• [GOAL]:
Set down all of the data exactly as it appears.

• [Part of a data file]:
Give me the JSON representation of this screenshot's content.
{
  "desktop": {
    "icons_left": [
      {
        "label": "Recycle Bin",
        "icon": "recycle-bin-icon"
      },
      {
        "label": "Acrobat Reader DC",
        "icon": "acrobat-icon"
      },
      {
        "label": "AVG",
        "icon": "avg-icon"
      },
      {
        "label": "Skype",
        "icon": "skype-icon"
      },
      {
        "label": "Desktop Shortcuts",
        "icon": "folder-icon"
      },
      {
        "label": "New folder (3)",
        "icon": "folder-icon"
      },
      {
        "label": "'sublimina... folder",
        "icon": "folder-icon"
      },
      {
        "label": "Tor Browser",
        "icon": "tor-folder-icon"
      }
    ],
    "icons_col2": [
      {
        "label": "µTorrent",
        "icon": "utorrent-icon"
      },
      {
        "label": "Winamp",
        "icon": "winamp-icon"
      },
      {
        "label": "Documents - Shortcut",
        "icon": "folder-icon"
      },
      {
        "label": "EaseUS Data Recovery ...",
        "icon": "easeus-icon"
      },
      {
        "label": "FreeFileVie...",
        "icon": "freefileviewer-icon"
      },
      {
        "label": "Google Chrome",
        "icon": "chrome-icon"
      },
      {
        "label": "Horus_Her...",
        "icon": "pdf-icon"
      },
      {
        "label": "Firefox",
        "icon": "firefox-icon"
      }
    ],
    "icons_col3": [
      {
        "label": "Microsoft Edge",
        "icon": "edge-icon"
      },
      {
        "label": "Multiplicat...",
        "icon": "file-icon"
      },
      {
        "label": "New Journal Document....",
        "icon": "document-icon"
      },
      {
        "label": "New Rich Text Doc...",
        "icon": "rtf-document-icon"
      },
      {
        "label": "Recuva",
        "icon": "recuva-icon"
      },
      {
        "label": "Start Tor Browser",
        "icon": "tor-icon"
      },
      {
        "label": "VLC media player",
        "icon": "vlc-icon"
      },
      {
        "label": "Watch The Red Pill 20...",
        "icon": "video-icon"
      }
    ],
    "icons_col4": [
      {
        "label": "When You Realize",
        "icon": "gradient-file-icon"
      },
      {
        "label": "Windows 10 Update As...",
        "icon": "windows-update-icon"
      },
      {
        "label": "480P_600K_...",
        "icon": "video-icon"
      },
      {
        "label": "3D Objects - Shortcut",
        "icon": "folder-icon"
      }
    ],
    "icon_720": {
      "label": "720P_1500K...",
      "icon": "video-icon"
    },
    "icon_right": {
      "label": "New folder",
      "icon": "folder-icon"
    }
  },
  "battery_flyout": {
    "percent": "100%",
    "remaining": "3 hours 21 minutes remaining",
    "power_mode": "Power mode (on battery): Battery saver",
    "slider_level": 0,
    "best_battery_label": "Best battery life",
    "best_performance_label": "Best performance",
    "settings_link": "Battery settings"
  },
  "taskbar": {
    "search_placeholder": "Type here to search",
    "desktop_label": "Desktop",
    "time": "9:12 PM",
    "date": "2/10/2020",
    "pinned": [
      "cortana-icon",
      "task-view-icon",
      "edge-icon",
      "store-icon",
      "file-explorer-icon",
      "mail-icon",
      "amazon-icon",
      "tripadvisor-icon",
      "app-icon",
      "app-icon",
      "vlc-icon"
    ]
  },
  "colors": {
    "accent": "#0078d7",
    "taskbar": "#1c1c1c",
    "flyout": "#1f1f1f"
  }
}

• [TASK OUTPUT]:
Give me the JSON representation of this screenshot's content.
{
  "desktop": {
    "icons_left": [
      {
        "label": "Recycle Bin",
        "icon": "recycle-bin-icon"
      },
      {
        "label": "Acrobat Reader DC",
        "icon": "acrobat-icon"
      },
      {
        "label": "AVG",
        "icon": "avg-icon"
      },
      {
        "label": "Skype",
        "icon": "skype-icon"
      },
      {
        "label": "Desktop Shortcuts",
        "icon": "folder-icon"
      },
      {
        "label": "New folder (3)",
        "icon": "folder-icon"
      },
      {
        "label": "'sublimina... folder",
        "icon": "folder-icon"
      },
      {
        "label": "Tor Browser",
        "icon": "tor-folder-icon"
      }
    ],
    "icons_col2": [
      {
        "label": "µTorrent",
        "icon": "utorrent-icon"
      },
      {
        "label": "Winamp",
        "icon": "winamp-icon"
      },
      {
        "label": "Documents - Shortcut",
        "icon": "folder-icon"
      },
      {
        "label": "EaseUS Data Recovery ...",
        "icon": "easeus-icon"
      },
      {
        "label": "FreeFileVie...",
        "icon": "freefileviewer-icon"
      },
      {
        "label": "Google Chrome",
        "icon": "chrome-icon"
      },
      {
        "label": "Horus_Her...",
        "icon": "pdf-icon"
      },
      {
        "label": "Firefox",
        "icon": "firefox-icon"
      }
    ],
    "icons_col3": [
      {
        "label": "Microsoft Edge",
        "icon": "edge-icon"
      },
      {
        "label": "Multiplicat...",
        "icon": "file-icon"
      },
      {
        "label": "New Journal Document....",
        "icon": "document-icon"
      },
      {
        "label": "New Rich Text Doc...",
        "icon": "rtf-document-icon"
      },
      {
        "label": "Recuva",
        "icon": "recuva-icon"
      },
      {
        "label": "Start Tor Browser",
        "icon": "tor-icon"
      },
      {
        "label": "VLC media player",
        "icon": "vlc-icon"
      },
      {
        "label": "Watch The Red Pill 20...",
        "icon": "video-icon"
      }
    ],
    "icons_col4": [
      {
        "label": "When You Realize",
        "icon": "gradient-file-icon"
      },
      {
        "label": "Windows 10 Update As...",
        "icon": "windows-update-icon"
      },
      {
        "label": "480P_600K_...",
        "icon": "video-icon"
      },
      {
        "label": "3D Objects - Shortcut",
        "icon": "folder-icon"
      }
    ],
    "icon_720": {
      "label": "720P_1500K...",
      "icon": "video-icon"
    },
    "icon_right": {
      "label": "New folder",
      "icon": "folder-icon"
    }
  },
  "battery_flyout": {
    "percent": "100%",
    "remaining": "3 hours 21 minutes remaining",
    "power_mode": "Power mode (on battery): Battery saver",
    "slider_level": 0,
    "best_battery_label": "Best battery life",
    "best_performance_label": "Best performance",
    "settings_link": "Battery settings"
  },
  "taskbar": {
    "search_placeholder": "Type here to search",
    "desktop_label": "Desktop",
    "time": "9:12 PM",
    "date": "2/10/2020",
    "pinned": [
      "cortana-icon",
      "task-view-icon",
      "edge-icon",
      "store-icon",
      "file-explorer-icon",
      "mail-icon",
      "amazon-icon",
      "tripadvisor-icon",
      "app-icon",
      "app-icon",
      "vlc-icon"
    ]
  },
  "colors": {
    "accent": "#0078d7",
    "taskbar": "#1c1c1c",
    "flyout": "#1f1f1f"
  }
}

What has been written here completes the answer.